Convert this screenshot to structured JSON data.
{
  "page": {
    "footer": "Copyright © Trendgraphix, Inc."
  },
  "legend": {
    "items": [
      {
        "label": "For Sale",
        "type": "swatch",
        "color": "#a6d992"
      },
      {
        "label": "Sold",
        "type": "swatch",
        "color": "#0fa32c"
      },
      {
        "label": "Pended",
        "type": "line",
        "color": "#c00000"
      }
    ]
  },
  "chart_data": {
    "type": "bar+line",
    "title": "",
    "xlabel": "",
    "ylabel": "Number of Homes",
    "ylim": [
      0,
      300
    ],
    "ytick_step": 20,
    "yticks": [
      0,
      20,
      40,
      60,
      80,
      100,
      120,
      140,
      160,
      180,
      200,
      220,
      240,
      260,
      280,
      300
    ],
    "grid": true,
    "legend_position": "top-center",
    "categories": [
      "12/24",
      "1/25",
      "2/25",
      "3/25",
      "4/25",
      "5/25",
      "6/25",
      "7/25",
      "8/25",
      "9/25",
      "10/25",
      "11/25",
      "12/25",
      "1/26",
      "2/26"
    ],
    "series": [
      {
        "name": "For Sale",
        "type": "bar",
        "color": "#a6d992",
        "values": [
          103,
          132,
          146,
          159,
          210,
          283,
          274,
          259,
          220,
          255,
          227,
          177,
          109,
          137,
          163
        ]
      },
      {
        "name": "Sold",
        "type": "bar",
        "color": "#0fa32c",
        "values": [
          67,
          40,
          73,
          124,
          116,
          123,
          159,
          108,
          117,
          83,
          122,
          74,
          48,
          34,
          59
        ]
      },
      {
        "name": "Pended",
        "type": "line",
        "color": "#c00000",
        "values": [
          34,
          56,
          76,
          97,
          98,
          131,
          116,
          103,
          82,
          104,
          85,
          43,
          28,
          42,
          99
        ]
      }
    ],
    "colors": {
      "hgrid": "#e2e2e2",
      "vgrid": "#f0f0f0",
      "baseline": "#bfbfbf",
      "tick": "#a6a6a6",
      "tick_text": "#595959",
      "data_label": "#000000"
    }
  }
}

- - - - -

- **The request**
Your task is to quote the listing above word for word.

- **Full output**
Convert this screenshot to structured JSON data.
{
  "page": {
    "footer": "Copyright © Trendgraphix, Inc."
  },
  "legend": {
    "items": [
      {
        "label": "For Sale",
        "type": "swatch",
        "color": "#a6d992"
      },
      {
        "label": "Sold",
        "type": "swatch",
        "color": "#0fa32c"
      },
      {
        "label": "Pended",
        "type": "line",
        "color": "#c00000"
      }
    ]
  },
  "chart_data": {
    "type": "bar+line",
    "title": "",
    "xlabel": "",
    "ylabel": "Number of Homes",
    "ylim": [
      0,
      300
    ],
    "ytick_step": 20,
    "yticks": [
      0,
      20,
      40,
      60,
      80,
      100,
      120,
      140,
      160,
      180,
      200,
      220,
      240,
      260,
      280,
      300
    ],
    "grid": true,
    "legend_position": "top-center",
    "categories": [
      "12/24",
      "1/25",
      "2/25",
      "3/25",
      "4/25",
      "5/25",
      "6/25",
      "7/25",
      "8/25",
      "9/25",
      "10/25",
      "11/25",
      "12/25",
      "1/26",
      "2/26"
    ],
    "series": [
      {
        "name": "For Sale",
        "type": "bar",
        "color": "#a6d992",
        "values": [
          103,
          132,
          146,
          159,
          210,
          283,
          274,
          259,
          220,
          255,
          227,
          177,
          109,
          137,
          163
        ]
      },
      {
        "name": "Sold",
        "type": "bar",
        "color": "#0fa32c",
        "values": [
          67,
          40,
          73,
          124,
          116,
          123,
          159,
          108,
          117,
          83,
          122,
          74,
          48,
          34,
          59
        ]
      },
      {
        "name": "Pended",
        "type": "line",
        "color": "#c00000",
        "values": [
          34,
          56,
          76,
          97,
          98,
          131,
          116,
          103,
          82,
          104,
          85,
          43,
          28,
          42,
          99
        ]
      }
    ],
    "colors": {
      "hgrid": "#e2e2e2",
      "vgrid": "#f0f0f0",
      "baseline": "#bfbfbf",
      "tick": "#a6a6a6",
      "tick_text": "#595959",
      "data_label": "#000000"
    }
  }
}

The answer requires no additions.